:: Exercise objective ::
Quote the listing below in its entirety, omitting every image.

:: Dataset records ::
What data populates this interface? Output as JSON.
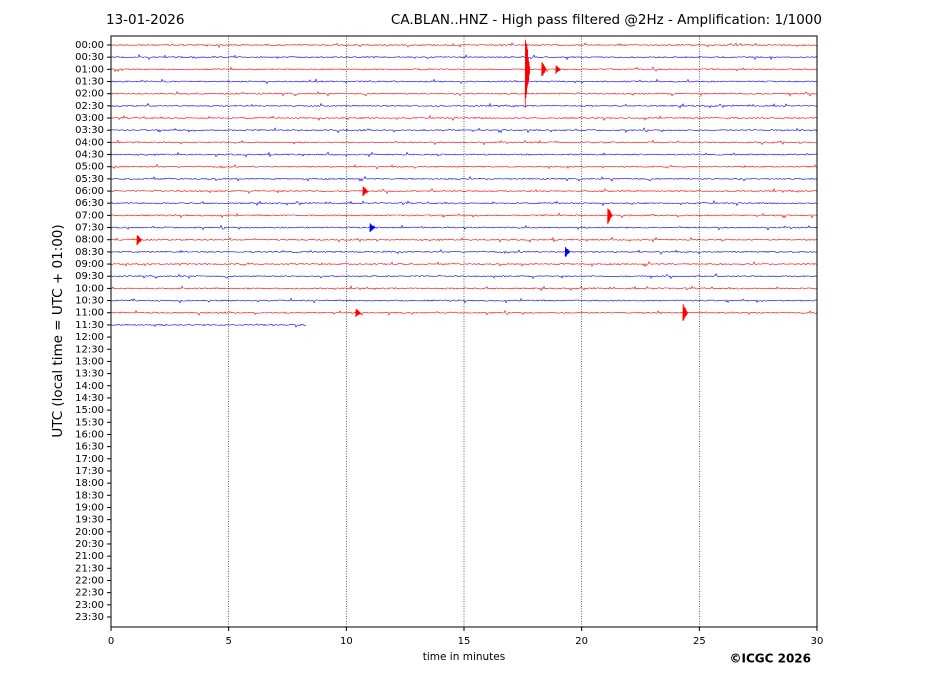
{
  "chart_data": {
    "type": "helicorder",
    "date": "13-01-2026",
    "title": "CA.BLAN..HNZ - High pass filtered @2Hz - Amplification: 1/1000",
    "xlabel": "time in minutes",
    "ylabel": "UTC (local time = UTC + 01:00)",
    "credit": "©ICGC 2026",
    "xlim": [
      0,
      30
    ],
    "xticks": [
      0,
      5,
      10,
      15,
      20,
      25,
      30
    ],
    "grid": true,
    "colors": [
      "#ff0000",
      "#0000ff"
    ],
    "rows": [
      "00:00",
      "00:30",
      "01:00",
      "01:30",
      "02:00",
      "02:30",
      "03:00",
      "03:30",
      "04:00",
      "04:30",
      "05:00",
      "05:30",
      "06:00",
      "06:30",
      "07:00",
      "07:30",
      "08:00",
      "08:30",
      "09:00",
      "09:30",
      "10:00",
      "10:30",
      "11:00",
      "11:30",
      "12:00",
      "12:30",
      "13:00",
      "13:30",
      "14:00",
      "14:30",
      "15:00",
      "15:30",
      "16:00",
      "16:30",
      "17:00",
      "17:30",
      "18:00",
      "18:30",
      "19:00",
      "19:30",
      "20:00",
      "20:30",
      "21:00",
      "21:30",
      "22:00",
      "22:30",
      "23:00",
      "23:30"
    ],
    "recorded_minutes": [
      30,
      30,
      30,
      30,
      30,
      30,
      30,
      30,
      30,
      30,
      30,
      30,
      30,
      30,
      30,
      30,
      30,
      30,
      30,
      30,
      30,
      30,
      30,
      8.3
    ],
    "events": [
      {
        "row": 2,
        "minute": 17.6,
        "amplitude": 3.5
      },
      {
        "row": 2,
        "minute": 18.3,
        "amplitude": 0.7
      },
      {
        "row": 2,
        "minute": 18.9,
        "amplitude": 0.4
      },
      {
        "row": 12,
        "minute": 10.7,
        "amplitude": 0.5
      },
      {
        "row": 14,
        "minute": 21.1,
        "amplitude": 0.8
      },
      {
        "row": 15,
        "minute": 11.0,
        "amplitude": 0.4
      },
      {
        "row": 16,
        "minute": 1.1,
        "amplitude": 0.5
      },
      {
        "row": 17,
        "minute": 19.3,
        "amplitude": 0.5
      },
      {
        "row": 22,
        "minute": 24.3,
        "amplitude": 0.9
      },
      {
        "row": 22,
        "minute": 10.4,
        "amplitude": 0.4
      }
    ]
  }
}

:: Solution for this task ::
What data populates this interface? Output as JSON.
{
  "chart_data": {
    "type": "helicorder",
    "date": "13-01-2026",
    "title": "CA.BLAN..HNZ - High pass filtered @2Hz - Amplification: 1/1000",
    "xlabel": "time in minutes",
    "ylabel": "UTC (local time = UTC + 01:00)",
    "credit": "©ICGC 2026",
    "xlim": [
      0,
      30
    ],
    "xticks": [
      0,
      5,
      10,
      15,
      20,
      25,
      30
    ],
    "grid": true,
    "colors": [
      "#ff0000",
      "#0000ff"
    ],
    "rows": [
      "00:00",
      "00:30",
      "01:00",
      "01:30",
      "02:00",
      "02:30",
      "03:00",
      "03:30",
      "04:00",
      "04:30",
      "05:00",
      "05:30",
      "06:00",
      "06:30",
      "07:00",
      "07:30",
      "08:00",
      "08:30",
      "09:00",
      "09:30",
      "10:00",
      "10:30",
      "11:00",
      "11:30",
      "12:00",
      "12:30",
      "13:00",
      "13:30",
      "14:00",
      "14:30",
      "15:00",
      "15:30",
      "16:00",
      "16:30",
      "17:00",
      "17:30",
      "18:00",
      "18:30",
      "19:00",
      "19:30",
      "20:00",
      "20:30",
      "21:00",
      "21:30",
      "22:00",
      "22:30",
      "23:00",
      "23:30"
    ],
    "recorded_minutes": [
      30,
      30,
      30,
      30,
      30,
      30,
      30,
      30,
      30,
      30,
      30,
      30,
      30,
      30,
      30,
      30,
      30,
      30,
      30,
      30,
      30,
      30,
      30,
      8.3
    ],
    "events": [
      {
        "row": 2,
        "minute": 17.6,
        "amplitude": 3.5
      },
      {
        "row": 2,
        "minute": 18.3,
        "amplitude": 0.7
      },
      {
        "row": 2,
        "minute": 18.9,
        "amplitude": 0.4
      },
      {
        "row": 12,
        "minute": 10.7,
        "amplitude": 0.5
      },
      {
        "row": 14,
        "minute": 21.1,
        "amplitude": 0.8
      },
      {
        "row": 15,
        "minute": 11.0,
        "amplitude": 0.4
      },
      {
        "row": 16,
        "minute": 1.1,
        "amplitude": 0.5
      },
      {
        "row": 17,
        "minute": 19.3,
        "amplitude": 0.5
      },
      {
        "row": 22,
        "minute": 24.3,
        "amplitude": 0.9
      },
      {
        "row": 22,
        "minute": 10.4,
        "amplitude": 0.4
      }
    ]
  }
}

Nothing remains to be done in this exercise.